● Reading passage
######

Flight:  Does she run away? Does she avoid the confrontation at all costs?

         

Freeze: Does she shut down? Does she appear to be stuck or immobilized?


At the core of who she is, many women might attest that they don’t ask for much from the partner in their lives. She is hard-wired to function in such a way that is careful and concerning. Though this does not make her weak or insignificant and incapable of managing challenging situations or individuals. She longs to connect. She longs to be close. Deep down within her, she needs to know that her partner is going to protect her physical person as well as the heart within her.


By the time a woman is in her mid to late 20’s she has likely already experienced an array of difficult circumstances that life has thrown at her. It is during this time that she is somewhere along the starting lines of her educational and or career journey. Perhaps she has the support of her parents, and perhaps she does not. During this window of time, she may have become a wife and is trying to navigate the expectations of the husband she chose. Meanwhile, she is actively trying to juggle the often-unrealistic expectancies that he and the in-laws have cast over their marriage.  For some, these years hold the fortune of motherhood- and for others a painful infertility journey ensues. Yet still she perseveres along the arduously winding road that has proven to be more rocks than pavement. Her outward appearance may appear to be composed most days- and she may demonstrate an incredibly resilient talent for the balancing act. But deep down inside this woman, if her needs are going and continue to go unmet, she is seething.

######

● Exercise data

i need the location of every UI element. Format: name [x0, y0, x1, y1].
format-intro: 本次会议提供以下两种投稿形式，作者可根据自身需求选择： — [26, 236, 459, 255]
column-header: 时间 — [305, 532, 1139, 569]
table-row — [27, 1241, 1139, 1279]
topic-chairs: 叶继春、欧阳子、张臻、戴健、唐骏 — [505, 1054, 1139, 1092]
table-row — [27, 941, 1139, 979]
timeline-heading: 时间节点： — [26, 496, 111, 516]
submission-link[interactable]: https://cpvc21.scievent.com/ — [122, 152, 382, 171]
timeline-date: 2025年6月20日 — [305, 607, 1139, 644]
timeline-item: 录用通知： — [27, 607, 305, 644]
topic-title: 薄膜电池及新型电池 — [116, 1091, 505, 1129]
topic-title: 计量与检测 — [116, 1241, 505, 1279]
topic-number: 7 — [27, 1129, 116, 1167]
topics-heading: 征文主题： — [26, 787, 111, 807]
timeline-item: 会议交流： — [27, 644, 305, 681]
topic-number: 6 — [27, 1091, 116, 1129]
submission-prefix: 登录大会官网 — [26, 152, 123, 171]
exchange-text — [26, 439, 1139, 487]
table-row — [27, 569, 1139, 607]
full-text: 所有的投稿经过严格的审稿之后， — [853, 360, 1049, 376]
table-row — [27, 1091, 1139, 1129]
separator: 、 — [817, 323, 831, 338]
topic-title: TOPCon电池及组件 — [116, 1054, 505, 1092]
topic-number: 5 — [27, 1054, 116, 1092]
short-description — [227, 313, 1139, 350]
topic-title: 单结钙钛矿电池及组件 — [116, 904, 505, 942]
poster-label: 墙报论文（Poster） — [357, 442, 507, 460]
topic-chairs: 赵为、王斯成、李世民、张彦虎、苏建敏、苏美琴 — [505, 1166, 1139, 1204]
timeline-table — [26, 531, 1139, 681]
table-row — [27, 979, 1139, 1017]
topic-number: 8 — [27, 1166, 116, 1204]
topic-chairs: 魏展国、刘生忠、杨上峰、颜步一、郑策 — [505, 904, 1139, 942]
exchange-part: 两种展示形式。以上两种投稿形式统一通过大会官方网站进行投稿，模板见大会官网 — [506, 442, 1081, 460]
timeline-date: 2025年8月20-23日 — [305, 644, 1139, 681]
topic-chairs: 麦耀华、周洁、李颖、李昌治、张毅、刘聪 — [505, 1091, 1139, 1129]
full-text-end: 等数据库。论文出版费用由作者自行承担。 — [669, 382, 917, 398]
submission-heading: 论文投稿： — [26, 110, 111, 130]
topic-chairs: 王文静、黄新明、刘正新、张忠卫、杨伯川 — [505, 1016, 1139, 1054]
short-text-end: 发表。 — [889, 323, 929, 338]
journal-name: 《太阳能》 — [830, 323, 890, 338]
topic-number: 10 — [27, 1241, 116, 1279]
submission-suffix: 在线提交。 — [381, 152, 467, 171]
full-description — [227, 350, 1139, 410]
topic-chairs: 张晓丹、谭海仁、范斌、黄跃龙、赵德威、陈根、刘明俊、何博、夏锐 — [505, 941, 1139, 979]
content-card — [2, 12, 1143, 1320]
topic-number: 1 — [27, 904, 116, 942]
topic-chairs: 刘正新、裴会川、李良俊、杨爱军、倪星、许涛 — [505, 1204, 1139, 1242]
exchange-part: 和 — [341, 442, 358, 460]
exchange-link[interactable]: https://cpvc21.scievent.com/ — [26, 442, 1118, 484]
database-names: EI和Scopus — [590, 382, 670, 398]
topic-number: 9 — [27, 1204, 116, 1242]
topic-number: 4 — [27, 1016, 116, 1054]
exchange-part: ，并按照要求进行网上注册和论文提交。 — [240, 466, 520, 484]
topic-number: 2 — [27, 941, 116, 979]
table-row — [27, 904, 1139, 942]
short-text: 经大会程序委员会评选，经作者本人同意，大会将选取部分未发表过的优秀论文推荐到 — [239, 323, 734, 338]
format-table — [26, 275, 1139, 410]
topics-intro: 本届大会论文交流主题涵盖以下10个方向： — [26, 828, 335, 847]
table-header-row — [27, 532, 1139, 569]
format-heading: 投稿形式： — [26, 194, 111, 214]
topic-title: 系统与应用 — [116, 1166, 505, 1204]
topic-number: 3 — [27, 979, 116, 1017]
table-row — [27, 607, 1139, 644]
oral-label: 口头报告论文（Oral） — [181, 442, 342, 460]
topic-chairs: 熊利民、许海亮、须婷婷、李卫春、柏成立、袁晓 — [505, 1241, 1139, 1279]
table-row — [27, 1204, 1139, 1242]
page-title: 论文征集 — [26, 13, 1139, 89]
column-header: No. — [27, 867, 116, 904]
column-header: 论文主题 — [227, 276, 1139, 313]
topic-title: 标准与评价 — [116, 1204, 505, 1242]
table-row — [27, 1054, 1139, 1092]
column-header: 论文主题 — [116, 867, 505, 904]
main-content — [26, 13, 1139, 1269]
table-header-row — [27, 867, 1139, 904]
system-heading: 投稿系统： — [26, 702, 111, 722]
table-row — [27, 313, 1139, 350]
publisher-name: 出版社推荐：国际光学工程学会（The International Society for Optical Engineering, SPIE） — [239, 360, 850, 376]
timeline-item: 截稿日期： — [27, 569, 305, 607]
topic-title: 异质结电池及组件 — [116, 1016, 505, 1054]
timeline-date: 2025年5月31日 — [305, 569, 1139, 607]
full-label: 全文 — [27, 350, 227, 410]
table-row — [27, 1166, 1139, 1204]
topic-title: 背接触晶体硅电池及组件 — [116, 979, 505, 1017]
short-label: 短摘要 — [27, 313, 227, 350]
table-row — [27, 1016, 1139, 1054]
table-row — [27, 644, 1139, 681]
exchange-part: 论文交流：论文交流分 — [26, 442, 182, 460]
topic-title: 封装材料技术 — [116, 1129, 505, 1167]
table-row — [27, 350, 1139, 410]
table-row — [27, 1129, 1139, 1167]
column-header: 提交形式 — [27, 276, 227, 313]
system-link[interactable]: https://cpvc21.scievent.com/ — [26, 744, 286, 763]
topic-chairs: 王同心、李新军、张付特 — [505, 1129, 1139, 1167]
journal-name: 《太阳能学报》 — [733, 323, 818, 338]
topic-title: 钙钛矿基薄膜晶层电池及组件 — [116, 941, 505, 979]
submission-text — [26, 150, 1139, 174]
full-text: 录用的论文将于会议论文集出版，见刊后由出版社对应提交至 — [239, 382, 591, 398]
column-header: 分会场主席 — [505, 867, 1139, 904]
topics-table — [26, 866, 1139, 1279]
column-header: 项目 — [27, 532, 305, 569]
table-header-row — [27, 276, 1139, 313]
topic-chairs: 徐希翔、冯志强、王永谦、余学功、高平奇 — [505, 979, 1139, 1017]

######

● Task prompt
Return the text of the passage about women's unmet needs between "Flight:  Does she" and "stuck or immobilized?", inclusive.

● Result of this exercise
Flight:  Does she run away? Does she avoid the confrontation at all costs?

         

Freeze: Does she shut down? Does she appear to be stuck or immobilized?